Supplied records ▸
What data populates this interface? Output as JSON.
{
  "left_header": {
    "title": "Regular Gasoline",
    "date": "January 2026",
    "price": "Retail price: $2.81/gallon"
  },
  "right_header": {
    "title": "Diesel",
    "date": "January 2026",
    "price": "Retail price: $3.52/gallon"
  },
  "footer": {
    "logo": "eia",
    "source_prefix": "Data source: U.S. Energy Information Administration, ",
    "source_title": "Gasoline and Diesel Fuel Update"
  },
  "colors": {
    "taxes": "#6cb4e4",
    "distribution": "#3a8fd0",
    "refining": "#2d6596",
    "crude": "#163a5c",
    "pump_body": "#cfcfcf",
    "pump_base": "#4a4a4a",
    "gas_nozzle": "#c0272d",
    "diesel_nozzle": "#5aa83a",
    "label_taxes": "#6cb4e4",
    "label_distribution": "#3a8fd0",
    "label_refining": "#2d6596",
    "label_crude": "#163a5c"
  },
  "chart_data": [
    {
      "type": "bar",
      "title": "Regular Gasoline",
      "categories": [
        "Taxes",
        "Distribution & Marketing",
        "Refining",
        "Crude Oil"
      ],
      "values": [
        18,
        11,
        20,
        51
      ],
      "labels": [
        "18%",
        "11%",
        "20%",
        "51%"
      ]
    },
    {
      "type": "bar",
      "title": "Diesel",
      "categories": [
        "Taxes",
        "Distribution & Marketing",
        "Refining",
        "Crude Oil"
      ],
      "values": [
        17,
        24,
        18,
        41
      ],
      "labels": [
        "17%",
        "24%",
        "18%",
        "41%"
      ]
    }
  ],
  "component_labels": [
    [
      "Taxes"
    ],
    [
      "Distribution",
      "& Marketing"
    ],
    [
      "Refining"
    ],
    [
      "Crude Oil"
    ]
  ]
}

---

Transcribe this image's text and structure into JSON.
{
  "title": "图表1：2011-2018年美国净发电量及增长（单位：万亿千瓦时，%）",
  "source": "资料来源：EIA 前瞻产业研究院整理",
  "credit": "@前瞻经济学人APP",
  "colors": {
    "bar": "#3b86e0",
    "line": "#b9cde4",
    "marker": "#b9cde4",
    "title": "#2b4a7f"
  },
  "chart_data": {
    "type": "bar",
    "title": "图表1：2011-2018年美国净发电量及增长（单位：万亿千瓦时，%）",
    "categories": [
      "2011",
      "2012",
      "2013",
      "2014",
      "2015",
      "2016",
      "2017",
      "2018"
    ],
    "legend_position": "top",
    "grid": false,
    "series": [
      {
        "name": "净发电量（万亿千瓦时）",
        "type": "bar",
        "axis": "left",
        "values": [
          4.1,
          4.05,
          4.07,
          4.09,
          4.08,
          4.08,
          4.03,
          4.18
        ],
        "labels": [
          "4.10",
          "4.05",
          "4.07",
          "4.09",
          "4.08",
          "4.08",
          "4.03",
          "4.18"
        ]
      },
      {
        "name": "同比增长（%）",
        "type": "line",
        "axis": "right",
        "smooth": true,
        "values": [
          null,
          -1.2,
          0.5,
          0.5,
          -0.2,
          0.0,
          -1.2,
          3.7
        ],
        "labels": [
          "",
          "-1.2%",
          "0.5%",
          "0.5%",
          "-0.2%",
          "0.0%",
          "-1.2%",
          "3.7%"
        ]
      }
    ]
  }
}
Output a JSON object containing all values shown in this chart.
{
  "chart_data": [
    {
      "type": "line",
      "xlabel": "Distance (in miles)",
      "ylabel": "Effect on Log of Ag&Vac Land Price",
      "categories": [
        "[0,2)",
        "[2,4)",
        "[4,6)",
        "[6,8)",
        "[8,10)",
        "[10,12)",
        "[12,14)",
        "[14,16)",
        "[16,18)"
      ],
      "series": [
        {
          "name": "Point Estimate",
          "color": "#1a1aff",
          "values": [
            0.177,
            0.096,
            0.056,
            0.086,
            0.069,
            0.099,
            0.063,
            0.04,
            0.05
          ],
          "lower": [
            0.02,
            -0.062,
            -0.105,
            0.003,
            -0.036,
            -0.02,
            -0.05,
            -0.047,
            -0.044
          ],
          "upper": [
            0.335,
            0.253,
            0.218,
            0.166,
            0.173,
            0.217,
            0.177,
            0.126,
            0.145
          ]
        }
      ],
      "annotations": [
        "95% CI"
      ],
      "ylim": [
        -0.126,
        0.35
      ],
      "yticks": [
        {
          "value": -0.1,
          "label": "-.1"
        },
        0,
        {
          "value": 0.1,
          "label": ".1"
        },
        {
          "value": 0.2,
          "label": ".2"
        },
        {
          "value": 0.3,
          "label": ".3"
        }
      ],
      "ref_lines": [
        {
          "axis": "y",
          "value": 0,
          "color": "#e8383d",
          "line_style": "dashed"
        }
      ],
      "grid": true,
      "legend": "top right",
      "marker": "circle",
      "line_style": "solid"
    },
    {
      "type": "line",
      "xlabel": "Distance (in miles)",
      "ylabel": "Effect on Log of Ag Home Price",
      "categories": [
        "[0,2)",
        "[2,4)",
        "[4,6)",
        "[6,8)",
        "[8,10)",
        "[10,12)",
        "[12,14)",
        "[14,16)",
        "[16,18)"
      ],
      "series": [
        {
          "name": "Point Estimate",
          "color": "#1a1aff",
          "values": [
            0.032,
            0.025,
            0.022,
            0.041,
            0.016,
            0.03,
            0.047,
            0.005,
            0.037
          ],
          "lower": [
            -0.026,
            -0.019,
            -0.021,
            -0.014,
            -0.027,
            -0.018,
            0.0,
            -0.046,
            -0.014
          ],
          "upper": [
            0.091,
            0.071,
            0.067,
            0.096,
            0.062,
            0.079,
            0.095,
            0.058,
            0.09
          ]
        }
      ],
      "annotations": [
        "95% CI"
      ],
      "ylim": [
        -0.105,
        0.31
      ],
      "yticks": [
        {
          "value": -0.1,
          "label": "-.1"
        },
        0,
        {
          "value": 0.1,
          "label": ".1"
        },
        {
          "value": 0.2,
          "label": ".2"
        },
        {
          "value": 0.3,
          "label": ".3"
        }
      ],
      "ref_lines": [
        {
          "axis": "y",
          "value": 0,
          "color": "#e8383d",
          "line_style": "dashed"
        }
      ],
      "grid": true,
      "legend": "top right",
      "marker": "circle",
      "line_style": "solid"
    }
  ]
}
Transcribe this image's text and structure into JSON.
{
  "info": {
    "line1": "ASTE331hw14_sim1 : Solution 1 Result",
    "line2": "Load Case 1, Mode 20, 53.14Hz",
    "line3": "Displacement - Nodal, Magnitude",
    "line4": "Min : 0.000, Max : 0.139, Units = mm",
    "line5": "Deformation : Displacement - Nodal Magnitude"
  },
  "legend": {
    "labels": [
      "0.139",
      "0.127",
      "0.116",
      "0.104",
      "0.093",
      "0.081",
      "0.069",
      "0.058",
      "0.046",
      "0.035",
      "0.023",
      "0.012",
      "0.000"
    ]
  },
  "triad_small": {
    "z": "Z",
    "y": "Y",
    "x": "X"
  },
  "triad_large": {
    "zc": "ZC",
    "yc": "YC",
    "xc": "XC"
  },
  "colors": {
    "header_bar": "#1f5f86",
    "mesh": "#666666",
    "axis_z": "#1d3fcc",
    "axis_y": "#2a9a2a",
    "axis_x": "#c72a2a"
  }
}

* * *

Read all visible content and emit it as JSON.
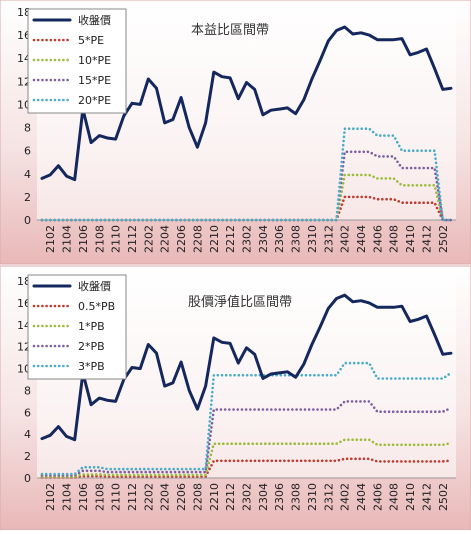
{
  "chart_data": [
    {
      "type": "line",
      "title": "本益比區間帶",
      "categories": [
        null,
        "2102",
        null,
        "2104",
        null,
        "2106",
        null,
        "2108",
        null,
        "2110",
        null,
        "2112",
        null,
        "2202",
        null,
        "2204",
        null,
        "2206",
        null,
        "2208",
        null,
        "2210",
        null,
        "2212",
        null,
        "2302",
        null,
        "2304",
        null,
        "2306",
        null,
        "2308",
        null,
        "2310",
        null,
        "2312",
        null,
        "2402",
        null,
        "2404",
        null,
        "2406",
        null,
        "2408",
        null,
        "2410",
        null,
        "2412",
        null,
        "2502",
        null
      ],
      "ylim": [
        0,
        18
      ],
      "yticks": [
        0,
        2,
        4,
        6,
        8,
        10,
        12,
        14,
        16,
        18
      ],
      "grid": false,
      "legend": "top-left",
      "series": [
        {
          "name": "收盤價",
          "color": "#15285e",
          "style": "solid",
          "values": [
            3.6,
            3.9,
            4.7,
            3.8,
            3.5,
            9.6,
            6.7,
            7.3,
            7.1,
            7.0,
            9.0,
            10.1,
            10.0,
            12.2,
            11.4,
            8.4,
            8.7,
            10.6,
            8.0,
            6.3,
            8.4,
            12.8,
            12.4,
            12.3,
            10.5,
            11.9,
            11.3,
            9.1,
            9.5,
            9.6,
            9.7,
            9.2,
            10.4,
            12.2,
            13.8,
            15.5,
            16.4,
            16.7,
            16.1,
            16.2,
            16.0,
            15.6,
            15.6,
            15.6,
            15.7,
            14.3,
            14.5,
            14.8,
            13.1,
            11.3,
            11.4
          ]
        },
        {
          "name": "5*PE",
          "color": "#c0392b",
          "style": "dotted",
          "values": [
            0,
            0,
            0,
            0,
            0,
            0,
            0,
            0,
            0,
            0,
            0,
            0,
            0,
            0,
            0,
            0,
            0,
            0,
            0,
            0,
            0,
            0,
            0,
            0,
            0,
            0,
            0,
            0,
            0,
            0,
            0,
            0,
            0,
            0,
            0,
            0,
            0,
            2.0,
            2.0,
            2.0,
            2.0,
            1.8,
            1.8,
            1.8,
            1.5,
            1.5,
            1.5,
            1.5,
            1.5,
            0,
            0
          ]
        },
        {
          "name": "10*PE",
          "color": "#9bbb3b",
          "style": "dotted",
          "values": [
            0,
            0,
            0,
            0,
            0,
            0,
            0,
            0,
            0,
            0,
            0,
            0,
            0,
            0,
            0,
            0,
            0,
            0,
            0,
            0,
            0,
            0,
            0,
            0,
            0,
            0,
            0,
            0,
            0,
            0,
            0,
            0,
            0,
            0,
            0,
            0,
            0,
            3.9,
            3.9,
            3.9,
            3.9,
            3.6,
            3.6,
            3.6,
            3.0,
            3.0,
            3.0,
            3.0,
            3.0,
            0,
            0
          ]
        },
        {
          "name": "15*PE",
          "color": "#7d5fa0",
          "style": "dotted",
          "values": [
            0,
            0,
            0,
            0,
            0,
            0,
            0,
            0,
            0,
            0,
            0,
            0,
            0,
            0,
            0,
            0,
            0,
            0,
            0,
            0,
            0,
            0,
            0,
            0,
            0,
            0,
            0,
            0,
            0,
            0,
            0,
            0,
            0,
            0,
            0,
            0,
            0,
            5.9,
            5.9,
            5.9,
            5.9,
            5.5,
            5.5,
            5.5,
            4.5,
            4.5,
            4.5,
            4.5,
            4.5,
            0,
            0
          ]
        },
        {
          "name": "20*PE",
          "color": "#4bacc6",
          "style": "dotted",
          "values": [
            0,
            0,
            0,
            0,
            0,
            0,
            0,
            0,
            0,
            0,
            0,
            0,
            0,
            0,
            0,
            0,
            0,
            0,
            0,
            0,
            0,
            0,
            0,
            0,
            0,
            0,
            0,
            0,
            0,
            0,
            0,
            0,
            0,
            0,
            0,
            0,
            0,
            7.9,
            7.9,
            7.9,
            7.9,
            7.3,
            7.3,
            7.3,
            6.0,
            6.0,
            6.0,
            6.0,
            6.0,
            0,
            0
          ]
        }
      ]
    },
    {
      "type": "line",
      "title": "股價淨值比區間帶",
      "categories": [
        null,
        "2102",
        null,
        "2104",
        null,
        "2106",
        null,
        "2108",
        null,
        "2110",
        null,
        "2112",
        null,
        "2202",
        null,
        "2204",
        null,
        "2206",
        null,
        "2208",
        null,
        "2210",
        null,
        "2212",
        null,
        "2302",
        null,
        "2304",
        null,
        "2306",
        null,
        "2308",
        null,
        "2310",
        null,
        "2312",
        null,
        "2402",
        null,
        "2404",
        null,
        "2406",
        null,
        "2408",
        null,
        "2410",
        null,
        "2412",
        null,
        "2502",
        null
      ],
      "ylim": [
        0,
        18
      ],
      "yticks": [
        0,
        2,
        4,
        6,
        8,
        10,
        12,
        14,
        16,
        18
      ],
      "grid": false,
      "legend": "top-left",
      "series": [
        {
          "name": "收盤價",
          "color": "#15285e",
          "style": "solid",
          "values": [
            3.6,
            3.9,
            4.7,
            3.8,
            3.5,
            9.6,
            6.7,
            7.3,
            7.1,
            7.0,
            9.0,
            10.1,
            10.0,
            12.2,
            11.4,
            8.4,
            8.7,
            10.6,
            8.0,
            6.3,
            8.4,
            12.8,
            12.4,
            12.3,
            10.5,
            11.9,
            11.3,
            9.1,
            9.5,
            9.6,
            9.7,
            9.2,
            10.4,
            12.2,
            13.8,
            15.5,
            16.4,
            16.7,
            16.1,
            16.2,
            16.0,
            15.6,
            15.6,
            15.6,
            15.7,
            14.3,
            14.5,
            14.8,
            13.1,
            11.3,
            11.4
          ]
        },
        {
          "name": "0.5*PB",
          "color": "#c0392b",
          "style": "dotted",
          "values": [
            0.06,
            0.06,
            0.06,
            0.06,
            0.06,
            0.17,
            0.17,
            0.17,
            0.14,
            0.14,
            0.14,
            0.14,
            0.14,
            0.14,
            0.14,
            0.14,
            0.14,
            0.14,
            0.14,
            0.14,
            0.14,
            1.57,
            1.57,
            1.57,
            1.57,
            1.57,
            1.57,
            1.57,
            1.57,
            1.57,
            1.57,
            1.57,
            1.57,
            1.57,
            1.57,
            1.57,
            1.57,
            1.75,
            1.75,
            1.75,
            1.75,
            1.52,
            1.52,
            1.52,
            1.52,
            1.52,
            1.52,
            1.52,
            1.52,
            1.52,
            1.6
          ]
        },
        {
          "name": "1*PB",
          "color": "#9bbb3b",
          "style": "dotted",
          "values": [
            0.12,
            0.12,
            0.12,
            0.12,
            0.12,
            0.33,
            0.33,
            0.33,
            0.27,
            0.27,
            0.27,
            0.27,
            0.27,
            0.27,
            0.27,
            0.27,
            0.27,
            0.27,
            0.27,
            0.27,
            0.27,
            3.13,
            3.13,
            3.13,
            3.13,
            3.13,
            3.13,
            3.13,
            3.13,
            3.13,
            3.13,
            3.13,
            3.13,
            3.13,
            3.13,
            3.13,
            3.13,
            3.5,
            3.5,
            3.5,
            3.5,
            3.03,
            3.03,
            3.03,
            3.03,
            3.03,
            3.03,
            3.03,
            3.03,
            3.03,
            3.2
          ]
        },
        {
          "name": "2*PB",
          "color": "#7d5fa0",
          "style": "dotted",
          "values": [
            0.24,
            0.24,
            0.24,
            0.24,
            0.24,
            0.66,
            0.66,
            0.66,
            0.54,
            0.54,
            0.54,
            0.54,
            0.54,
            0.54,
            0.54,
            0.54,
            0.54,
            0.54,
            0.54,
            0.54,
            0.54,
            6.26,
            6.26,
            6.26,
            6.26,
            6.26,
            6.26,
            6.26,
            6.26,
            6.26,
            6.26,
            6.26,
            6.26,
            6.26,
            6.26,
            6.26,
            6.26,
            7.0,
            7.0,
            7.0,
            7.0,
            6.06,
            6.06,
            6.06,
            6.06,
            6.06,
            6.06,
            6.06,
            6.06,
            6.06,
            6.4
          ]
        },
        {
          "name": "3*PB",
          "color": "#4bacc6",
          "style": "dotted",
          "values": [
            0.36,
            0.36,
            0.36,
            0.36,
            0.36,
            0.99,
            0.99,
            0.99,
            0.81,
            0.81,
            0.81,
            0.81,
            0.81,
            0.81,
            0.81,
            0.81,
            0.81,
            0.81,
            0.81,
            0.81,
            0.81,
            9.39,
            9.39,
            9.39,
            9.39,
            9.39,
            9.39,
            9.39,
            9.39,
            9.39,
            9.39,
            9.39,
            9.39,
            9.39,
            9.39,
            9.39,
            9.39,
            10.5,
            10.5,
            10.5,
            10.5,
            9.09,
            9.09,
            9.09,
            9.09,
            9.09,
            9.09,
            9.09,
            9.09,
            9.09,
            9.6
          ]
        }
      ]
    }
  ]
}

Stated problem ▸ Locate all lines that include the word "gallon" and copy them out.

Finished answer ▸
    "price": "Retail price: $2.81/gallon"
    "price": "Retail price: $3.52/gallon"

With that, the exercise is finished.